→ DATA FOR THE TASK
━━━━━━━━━━━━━━━━━━━━━━━━━━━━━━

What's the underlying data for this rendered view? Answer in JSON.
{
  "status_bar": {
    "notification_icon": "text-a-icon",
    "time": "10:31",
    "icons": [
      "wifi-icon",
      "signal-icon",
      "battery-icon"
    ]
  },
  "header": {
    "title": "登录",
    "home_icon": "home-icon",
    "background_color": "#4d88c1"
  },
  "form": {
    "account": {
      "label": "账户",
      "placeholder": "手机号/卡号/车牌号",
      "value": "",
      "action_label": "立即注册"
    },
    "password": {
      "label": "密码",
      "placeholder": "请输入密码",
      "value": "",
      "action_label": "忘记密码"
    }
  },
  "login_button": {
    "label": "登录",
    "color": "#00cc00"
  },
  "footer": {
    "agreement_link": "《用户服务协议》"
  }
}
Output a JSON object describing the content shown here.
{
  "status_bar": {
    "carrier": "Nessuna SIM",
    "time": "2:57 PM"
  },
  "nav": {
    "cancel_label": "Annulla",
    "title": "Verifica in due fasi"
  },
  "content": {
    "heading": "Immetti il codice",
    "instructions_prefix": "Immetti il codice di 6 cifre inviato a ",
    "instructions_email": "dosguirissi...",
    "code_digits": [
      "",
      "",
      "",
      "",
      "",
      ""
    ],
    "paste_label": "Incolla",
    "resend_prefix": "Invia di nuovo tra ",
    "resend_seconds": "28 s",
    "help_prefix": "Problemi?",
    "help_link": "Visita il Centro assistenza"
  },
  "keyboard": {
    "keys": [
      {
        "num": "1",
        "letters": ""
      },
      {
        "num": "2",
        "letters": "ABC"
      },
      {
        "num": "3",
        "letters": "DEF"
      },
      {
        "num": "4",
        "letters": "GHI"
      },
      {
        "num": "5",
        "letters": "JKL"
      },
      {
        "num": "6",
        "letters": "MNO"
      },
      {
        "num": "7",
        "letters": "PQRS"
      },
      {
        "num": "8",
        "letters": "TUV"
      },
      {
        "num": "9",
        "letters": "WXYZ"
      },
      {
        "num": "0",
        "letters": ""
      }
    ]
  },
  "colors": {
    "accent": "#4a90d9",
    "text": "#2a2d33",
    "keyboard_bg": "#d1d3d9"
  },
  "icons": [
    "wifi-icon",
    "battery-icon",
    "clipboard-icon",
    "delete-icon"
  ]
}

━━━━━━━━━━━━━━━━━━━━━━━━━━━━━━

→ WORK REQUIRED
Copy out the material above in its entirety. Every detail must match.

→ RESPONSE TO THIS TASK
What's the underlying data for this rendered view? Answer in JSON.
{
  "status_bar": {
    "notification_icon": "text-a-icon",
    "time": "10:31",
    "icons": [
      "wifi-icon",
      "signal-icon",
      "battery-icon"
    ]
  },
  "header": {
    "title": "登录",
    "home_icon": "home-icon",
    "background_color": "#4d88c1"
  },
  "form": {
    "account": {
      "label": "账户",
      "placeholder": "手机号/卡号/车牌号",
      "value": "",
      "action_label": "立即注册"
    },
    "password": {
      "label": "密码",
      "placeholder": "请输入密码",
      "value": "",
      "action_label": "忘记密码"
    }
  },
  "login_button": {
    "label": "登录",
    "color": "#00cc00"
  },
  "footer": {
    "agreement_link": "《用户服务协议》"
  }
}
Output a JSON object describing the content shown here.
{
  "status_bar": {
    "carrier": "Nessuna SIM",
    "time": "2:57 PM"
  },
  "nav": {
    "cancel_label": "Annulla",
    "title": "Verifica in due fasi"
  },
  "content": {
    "heading": "Immetti il codice",
    "instructions_prefix": "Immetti il codice di 6 cifre inviato a ",
    "instructions_email": "dosguirissi...",
    "code_digits": [
      "",
      "",
      "",
      "",
      "",
      ""
    ],
    "paste_label": "Incolla",
    "resend_prefix": "Invia di nuovo tra ",
    "resend_seconds": "28 s",
    "help_prefix": "Problemi?",
    "help_link": "Visita il Centro assistenza"
  },
  "keyboard": {
    "keys": [
      {
        "num": "1",
        "letters": ""
      },
      {
        "num": "2",
        "letters": "ABC"
      },
      {
        "num": "3",
        "letters": "DEF"
      },
      {
        "num": "4",
        "letters": "GHI"
      },
      {
        "num": "5",
        "letters": "JKL"
      },
      {
        "num": "6",
        "letters": "MNO"
      },
      {
        "num": "7",
        "letters": "PQRS"
      },
      {
        "num": "8",
        "letters": "TUV"
      },
      {
        "num": "9",
        "letters": "WXYZ"
      },
      {
        "num": "0",
        "letters": ""
      }
    ]
  },
  "colors": {
    "accent": "#4a90d9",
    "text": "#2a2d33",
    "keyboard_bg": "#d1d3d9"
  },
  "icons": [
    "wifi-icon",
    "battery-icon",
    "clipboard-icon",
    "delete-icon"
  ]
}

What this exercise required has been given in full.